Take every line that has the string "újra" and copy it out.

··········

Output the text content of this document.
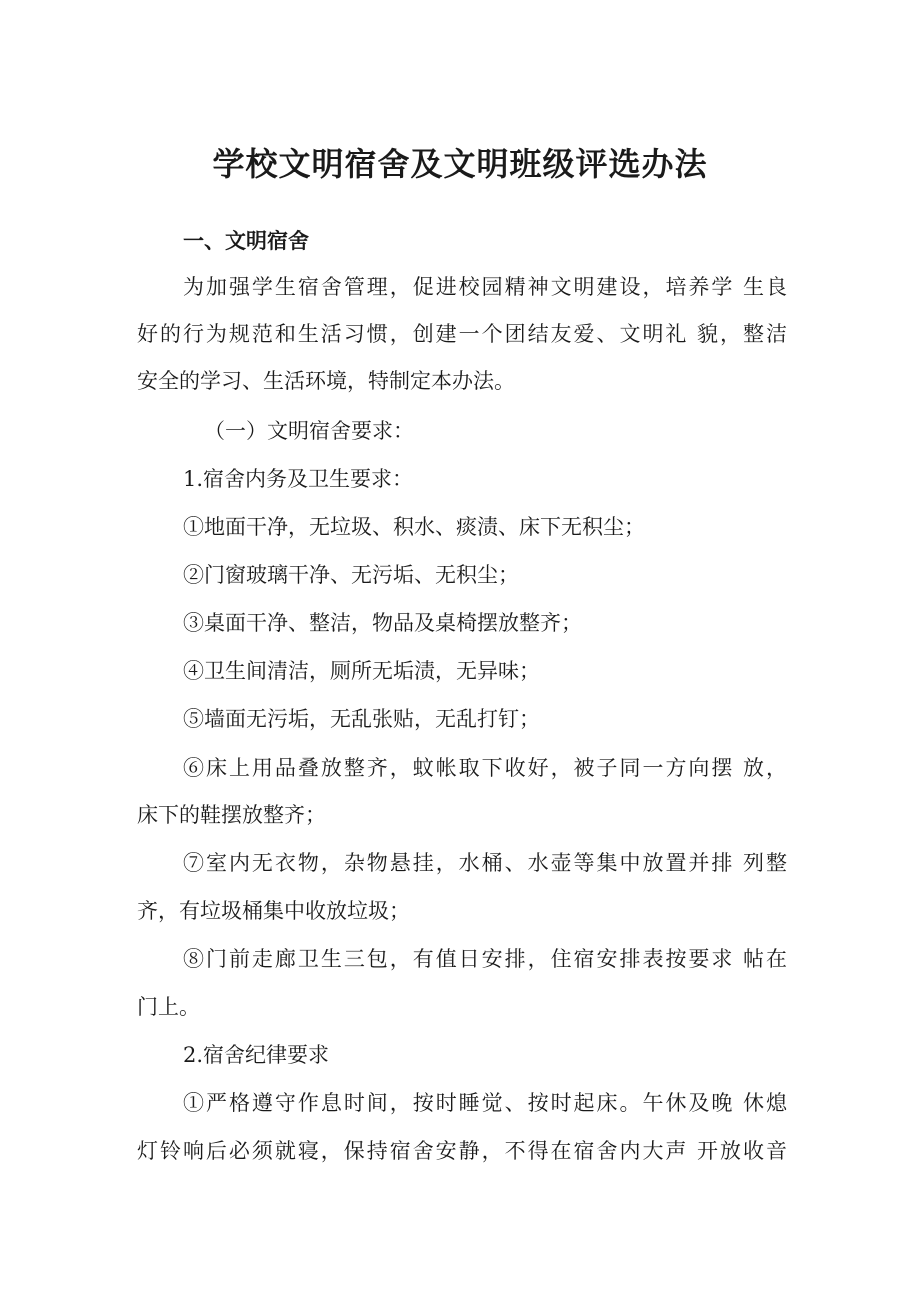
学校文明宿舍及文明班级评选办法

一、文明宿舍

为加强学生宿舍管理，促进校园精神文明建设，培养学 生良

好的行为规范和生活习惯，创建一个团结友爱、文明礼 貌，整洁

安全的学习、生活环境，特制定本办法。

（一）文明宿舍要求：

1.宿舍内务及卫生要求：

①地面干净，无垃圾、积水、痰渍、床下无积尘；

②门窗玻璃干净、无污垢、无积尘；

③桌面干净、整洁，物品及桌椅摆放整齐；

④卫生间清洁，厕所无垢渍，无异味；

⑤墙面无污垢，无乱张贴，无乱打钉；

⑥床上用品叠放整齐，蚊帐取下收好，被子同一方向摆 放，

床下的鞋摆放整齐；

⑦室内无衣物，杂物悬挂，水桶、水壶等集中放置并排 列整

齐，有垃圾桶集中收放垃圾；

⑧门前走廊卫生三包，有值日安排，住宿安排表按要求 帖在

门上。

2.宿舍纪律要求

①严格遵守作息时间，按时睡觉、按时起床。午休及晚 休熄

灯铃响后必须就寝，保持宿舍安静，不得在宿舍内大声 开放收音
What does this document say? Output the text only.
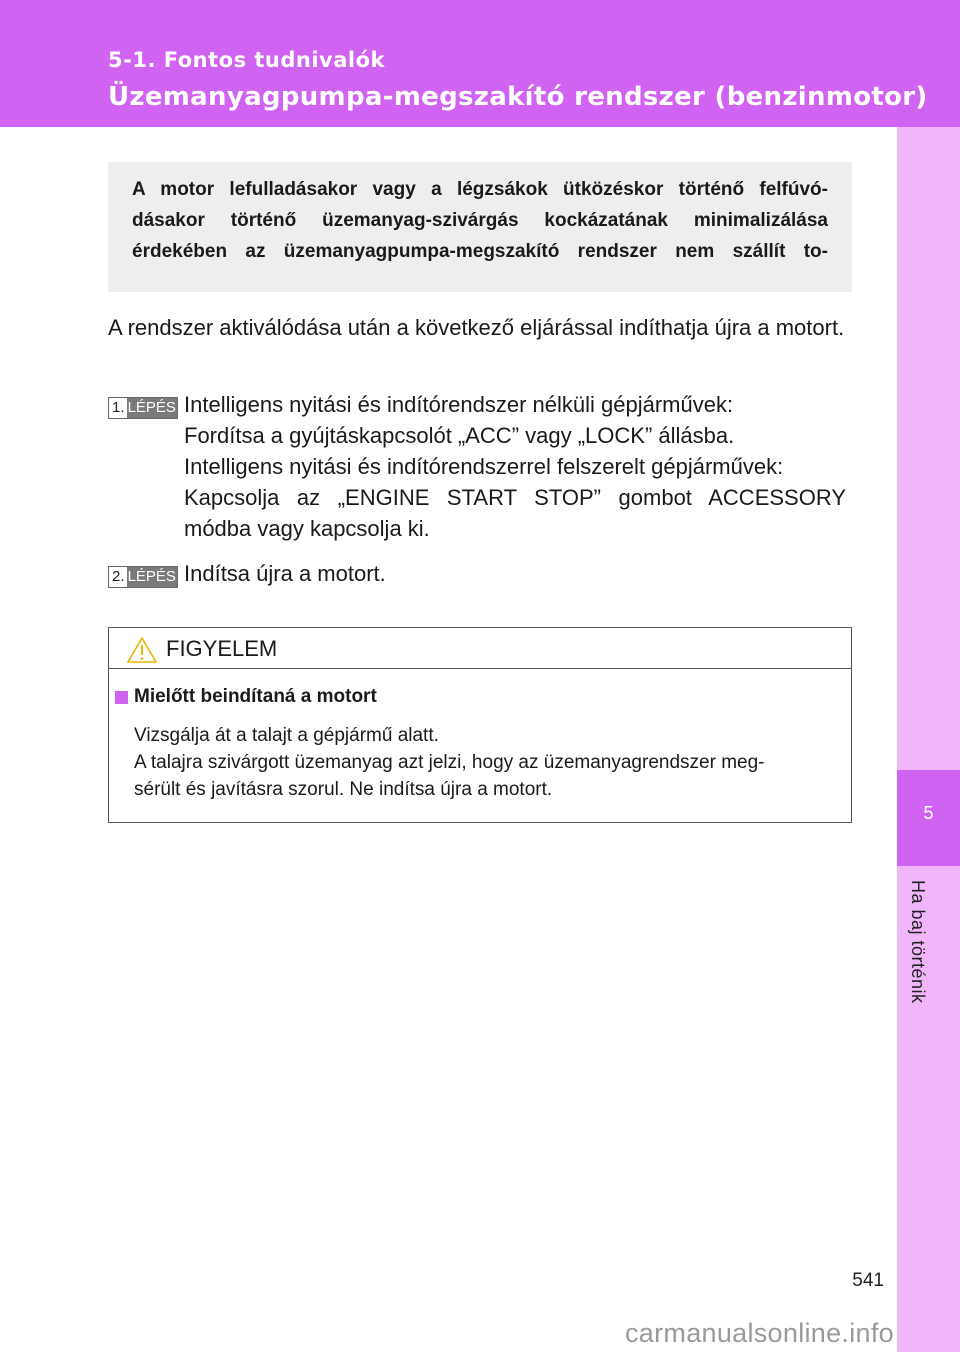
5-1. Fontos tudnivalók
Üzemanyagpumpa-megszakító rendszer (benzinmotor)
5
Ha baj történik

A motor lefulladásakor vagy a légzsákok ütközéskor történő felfúvó-

dásakor történő üzemanyag-szivárgás kockázatának minimalizálása

érdekében az üzemanyagpumpa-megszakító rendszer nem szállít to-

A rendszer aktiválódása után a következő eljárással indíthatja újra a motort.

1. LÉPÉS Intelligens nyitási és indítórendszer nélküli gépjárművek:
Fordítsa a gyújtáskapcsolót „ACC” vagy „LOCK” állásba.
Intelligens nyitási és indítórendszerrel felszerelt gépjárművek:
Kapcsolja az „ENGINE START STOP” gombot ACCESSORY
módba vagy kapcsolja ki.
2. LÉPÉS Indítsa újra a motort.
FIGYELEM
Mielőtt beindítaná a motort
Vizsgálja át a talajt a gépjármű alatt.
A talajra szivárgott üzemanyag azt jelzi, hogy az üzemanyagrendszer meg-
sérült és javításra szorul. Ne indítsa újra a motort.
541
carmanualsonline.info
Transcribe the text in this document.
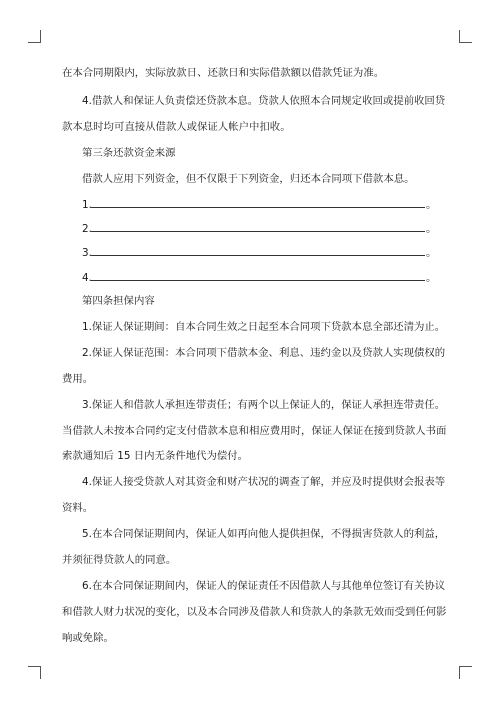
在本合同期限内，实际放款日、还款日和实际借款额以借款凭证为准。
4.借款人和保证人负责偿还贷款本息。贷款人依照本合同规定收回或提前收回贷
款本息时均可直接从借款人或保证人帐户中扣收。
第三条还款资金来源
借款人应用下列资金，但不仅限于下列资金，归还本合同项下借款本息。
1.	。
2.	。
3.	。
4.	。
第四条担保内容
1.保证人保证期间：自本合同生效之日起至本合同项下贷款本息全部还清为止。
2.保证人保证范围：本合同项下借款本金、利息、违约金以及贷款人实现债权的
费用。
3.保证人和借款人承担连带责任；有两个以上保证人的，保证人承担连带责任。
当借款人未按本合同约定支付借款本息和相应费用时，保证人保证在接到贷款人书面
索款通知后 15 日内无条件地代为偿付。
4.保证人接受贷款人对其资金和财产状况的调查了解，并应及时提供财会报表等
资料。
5.在本合同保证期间内，保证人如再向他人提供担保，不得损害贷款人的利益，
并须征得贷款人的同意。
6.在本合同保证期间内，保证人的保证责任不因借款人与其他单位签订有关协议
和借款人财力状况的变化，以及本合同涉及借款人和贷款人的条款无效而受到任何影
响或免除。
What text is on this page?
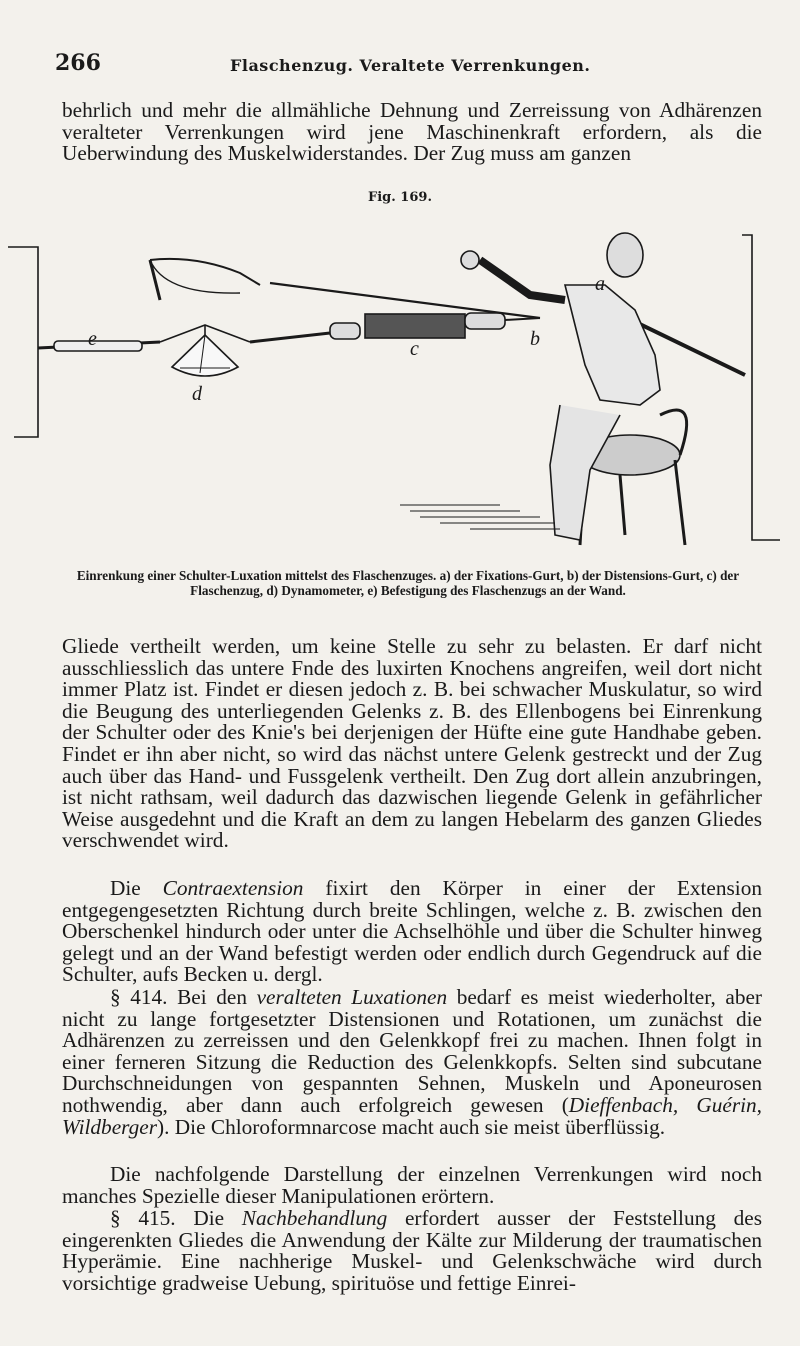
266	Flaschenzug. Veraltete Verrenkungen.
behrlich und mehr die allmähliche Dehnung und Zerreissung von Adhärenzen veralteter Verrenkungen wird jene Maschinenkraft erfordern, als die Ueberwindung des Muskelwiderstandes. Der Zug muss am ganzen
Fig. 169.
e
d
c	b
a
Einrenkung einer Schulter-Luxation mittelst des Flaschenzuges. a) der Fixations-Gurt, b) der Distensions-Gurt, c) der Flaschenzug, d) Dynamometer, e) Befestigung des Flaschenzugs an der Wand.
Gliede vertheilt werden, um keine Stelle zu sehr zu belasten. Er darf nicht ausschliesslich das untere Fnde des luxirten Knochens angreifen, weil dort nicht immer Platz ist. Findet er diesen jedoch z. B. bei schwacher Muskulatur, so wird die Beugung des unterliegenden Gelenks z. B. des Ellenbogens bei Einrenkung der Schulter oder des Knie's bei derjenigen der Hüfte eine gute Handhabe geben. Findet er ihn aber nicht, so wird das nächst untere Gelenk gestreckt und der Zug auch über das Hand- und Fussgelenk vertheilt. Den Zug dort allein anzubringen, ist nicht rathsam, weil dadurch das dazwischen liegende Gelenk in gefährlicher Weise ausgedehnt und die Kraft an dem zu langen Hebelarm des ganzen Gliedes verschwendet wird.
Die Contraextension fixirt den Körper in einer der Extension entgegengesetzten Richtung durch breite Schlingen, welche z. B. zwischen den Oberschenkel hindurch oder unter die Achselhöhle und über die Schulter hinweg gelegt und an der Wand befestigt werden oder endlich durch Gegendruck auf die Schulter, aufs Becken u. dergl.
§ 414. Bei den veralteten Luxationen bedarf es meist wiederholter, aber nicht zu lange fortgesetzter Distensionen und Rotationen, um zunächst die Adhärenzen zu zerreissen und den Gelenkkopf frei zu machen. Ihnen folgt in einer ferneren Sitzung die Reduction des Gelenkkopfs. Selten sind subcutane Durchschneidungen von gespannten Sehnen, Muskeln und Aponeurosen nothwendig, aber dann auch erfolgreich gewesen (Dieffenbach, Guérin, Wildberger). Die Chloroformnarcose macht auch sie meist überflüssig.
Die nachfolgende Darstellung der einzelnen Verrenkungen wird noch manches Spezielle dieser Manipulationen erörtern.
§ 415. Die Nachbehandlung erfordert ausser der Feststellung des eingerenkten Gliedes die Anwendung der Kälte zur Milderung der traumatischen Hyperämie. Eine nachherige Muskel- und Gelenkschwäche wird durch vorsichtige gradweise Uebung, spirituöse und fettige Einrei-
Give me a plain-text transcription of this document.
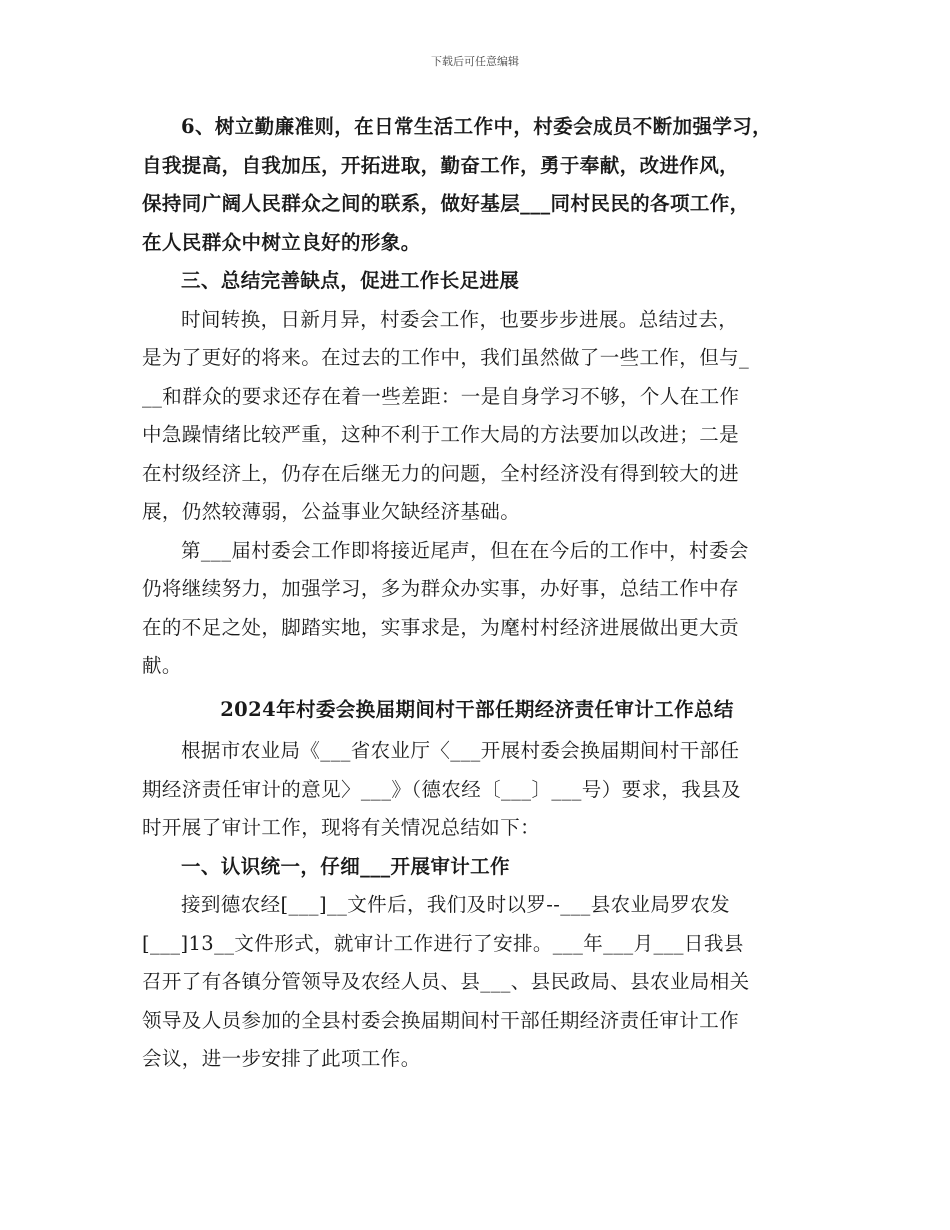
下载后可任意编辑
6、树立勤廉准则，在日常生活工作中，村委会成员不断加强学习，
自我提高，自我加压，开拓进取，勤奋工作，勇于奉献，改进作风，
保持同广阔人民群众之间的联系，做好基层___同村民民的各项工作，
在人民群众中树立良好的形象。
三、总结完善缺点，促进工作长足进展
时间转换，日新月异，村委会工作，也要步步进展。总结过去，
是为了更好的将来。在过去的工作中，我们虽然做了一些工作，但与_
__和群众的要求还存在着一些差距：一是自身学习不够，个人在工作
中急躁情绪比较严重，这种不利于工作大局的方法要加以改进；二是
在村级经济上，仍存在后继无力的问题，全村经济没有得到较大的进
展，仍然较薄弱，公益事业欠缺经济基础。
第___届村委会工作即将接近尾声，但在在今后的工作中，村委会
仍将继续努力，加强学习，多为群众办实事，办好事，总结工作中存
在的不足之处，脚踏实地，实事求是，为麾村村经济进展做出更大贡
献。
2024年村委会换届期间村干部任期经济责任审计工作总结
根据市农业局《___省农业厅〈___开展村委会换届期间村干部任
期经济责任审计的意见〉___》（德农经〔___〕___号）要求，我县及
时开展了审计工作，现将有关情况总结如下：
一、认识统一，仔细___开展审计工作
接到德农经[___]__文件后，我们及时以罗--___县农业局罗农发
[___]13__文件形式，就审计工作进行了安排。___年___月___日我县
召开了有各镇分管领导及农经人员、县___、县民政局、县农业局相关
领导及人员参加的全县村委会换届期间村干部任期经济责任审计工作
会议，进一步安排了此项工作。
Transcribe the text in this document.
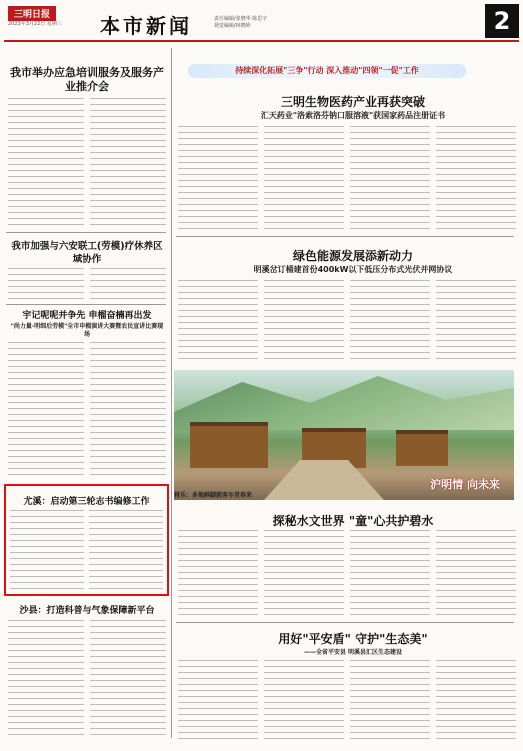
三明日报
2023年3月22日 星期三 本市新闻	责任编辑/张晓华 陈思宇
视觉编辑/林晓婷	2
持续深化拓展"三争"行动 深入推动"四领"一促"工作
我市举办应急培训服务及服务产业推介会
我市加强与六安联工(劳模)疗休养区域协作
宇记呢呢并争先 申榴奋楠再出发
"尚力量·明细后劳模"全市申榴演讲大赛暨农民宣讲比赛现场
尤溪：启动第三轮志书编修工作
沙县：打造科普与气象保障新平台
三明生物医药产业再获突破
汇天药业"洛索洛芬钠口服溶液"获国家药品注册证书
绿色能源发展添新动力
明溪岔订桶建首份400kW以下低压分布式光伏并网协议
沪明情 向未来
将乐：多地鲜脚就客车青春来
探秘水文世界 "童"心共护碧水
用好"平安盾" 守护"生态美"
——全省平安县 明溪县汇区生态建设
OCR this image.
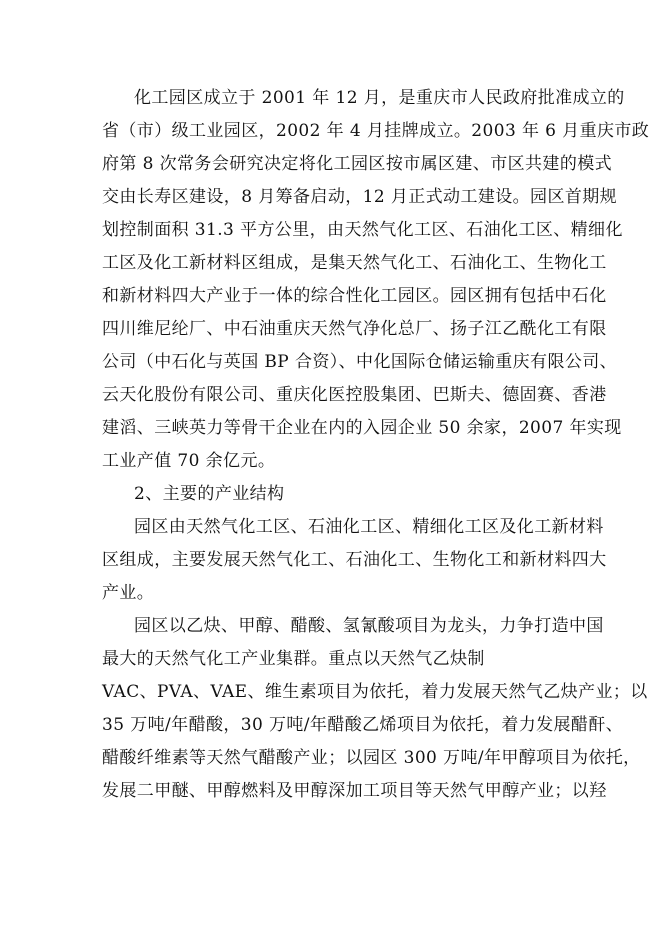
化工园区成立于 2001 年 12 月，是重庆市人民政府批准成立的
省（市）级工业园区，2002 年 4 月挂牌成立。2003 年 6 月重庆市政
府第 8 次常务会研究决定将化工园区按市属区建、市区共建的模式
交由长寿区建设，8 月筹备启动，12 月正式动工建设。园区首期规
划控制面积 31.3 平方公里，由天然气化工区、石油化工区、精细化
工区及化工新材料区组成，是集天然气化工、石油化工、生物化工
和新材料四大产业于一体的综合性化工园区。园区拥有包括中石化
四川维尼纶厂、中石油重庆天然气净化总厂、扬子江乙酰化工有限
公司（中石化与英国 BP 合资）、中化国际仓储运输重庆有限公司、
云天化股份有限公司、重庆化医控股集团、巴斯夫、德固赛、香港
建滔、三峡英力等骨干企业在内的入园企业 50 余家，2007 年实现
工业产值 70 余亿元。
2、主要的产业结构
园区由天然气化工区、石油化工区、精细化工区及化工新材料
区组成，主要发展天然气化工、石油化工、生物化工和新材料四大
产业。
园区以乙炔、甲醇、醋酸、氢氰酸项目为龙头，力争打造中国
最大的天然气化工产业集群。重点以天然气乙炔制
VAC、PVA、VAE、维生素项目为依托，着力发展天然气乙炔产业；以
35 万吨/年醋酸，30 万吨/年醋酸乙烯项目为依托，着力发展醋酐、
醋酸纤维素等天然气醋酸产业；以园区 300 万吨/年甲醇项目为依托，
发展二甲醚、甲醇燃料及甲醇深加工项目等天然气甲醇产业；以羟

··········

**Response:**
A rendszer aktiválódása után a következő eljárással indíthatja újra a motort.
2. LÉPÉS Indítsa újra a motort.
sérült és javításra szorul. Ne indítsa újra a motort.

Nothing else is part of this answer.